TASK PROMPT
Could you reproduce the data, starting at its first line and ending at the line that contains "y-tick-label: 600 (95, 340, 140, 360)", without the pictures?
"""
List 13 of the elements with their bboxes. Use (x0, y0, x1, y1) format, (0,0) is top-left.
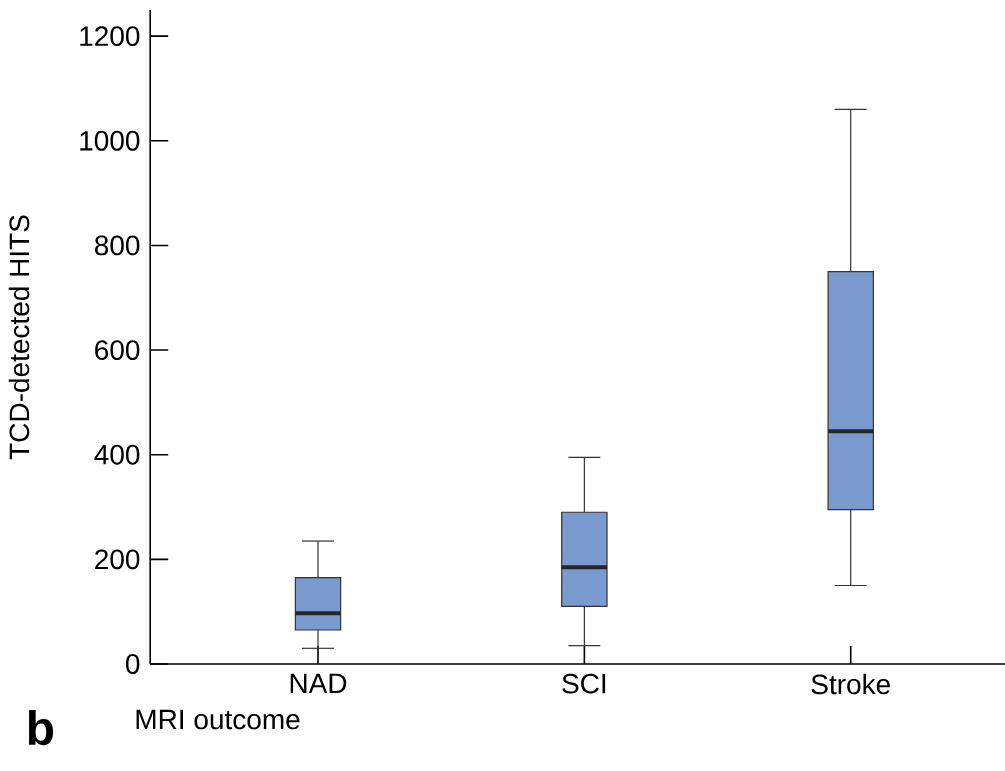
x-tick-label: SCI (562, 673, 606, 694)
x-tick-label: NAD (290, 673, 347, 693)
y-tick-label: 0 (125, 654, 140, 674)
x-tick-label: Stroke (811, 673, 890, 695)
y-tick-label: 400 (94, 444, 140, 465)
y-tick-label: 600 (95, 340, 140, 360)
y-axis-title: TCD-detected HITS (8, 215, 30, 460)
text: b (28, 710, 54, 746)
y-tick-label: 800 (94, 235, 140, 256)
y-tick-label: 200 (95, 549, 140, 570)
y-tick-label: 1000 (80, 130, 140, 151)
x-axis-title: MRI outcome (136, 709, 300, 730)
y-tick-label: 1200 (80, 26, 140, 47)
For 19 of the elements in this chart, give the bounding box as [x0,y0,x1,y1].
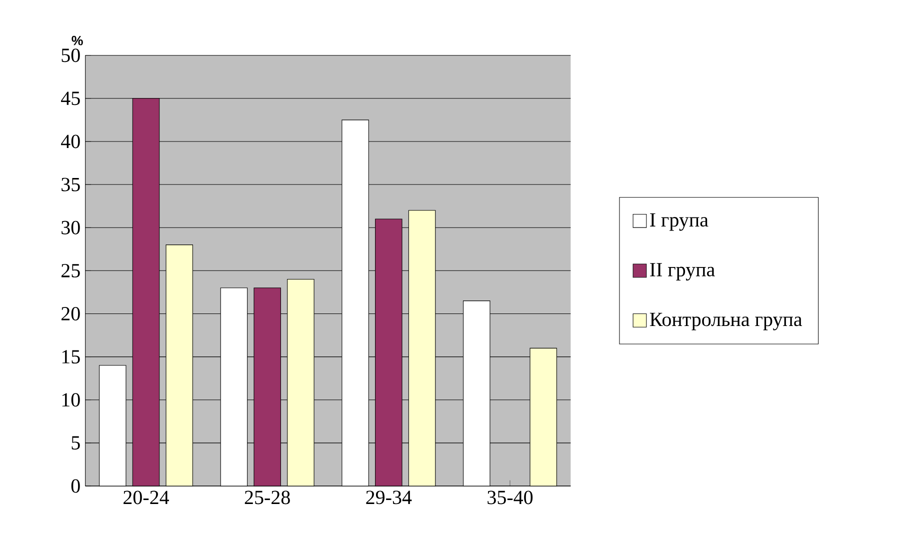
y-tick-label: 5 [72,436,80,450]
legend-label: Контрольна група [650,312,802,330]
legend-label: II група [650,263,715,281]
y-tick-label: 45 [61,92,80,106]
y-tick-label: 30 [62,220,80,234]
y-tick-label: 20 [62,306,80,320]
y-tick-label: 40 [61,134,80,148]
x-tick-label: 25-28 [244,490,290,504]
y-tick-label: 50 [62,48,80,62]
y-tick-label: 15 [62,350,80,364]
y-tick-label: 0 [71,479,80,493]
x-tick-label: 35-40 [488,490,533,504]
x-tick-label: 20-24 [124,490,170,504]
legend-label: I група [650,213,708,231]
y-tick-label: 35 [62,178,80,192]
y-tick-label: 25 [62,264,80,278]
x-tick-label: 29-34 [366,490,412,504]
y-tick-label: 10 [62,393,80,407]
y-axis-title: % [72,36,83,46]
"""
COMPLETE ANSWER
List 13 of the elements with their bboxes. Use (x0, y0, x1, y1) format, (0,0) is top-left.
x-tick-label: SCI (562, 673, 606, 694)
x-tick-label: NAD (290, 673, 347, 693)
y-tick-label: 0 (125, 654, 140, 674)
x-tick-label: Stroke (811, 673, 890, 695)
y-tick-label: 400 (94, 444, 140, 465)
y-tick-label: 600 (95, 340, 140, 360)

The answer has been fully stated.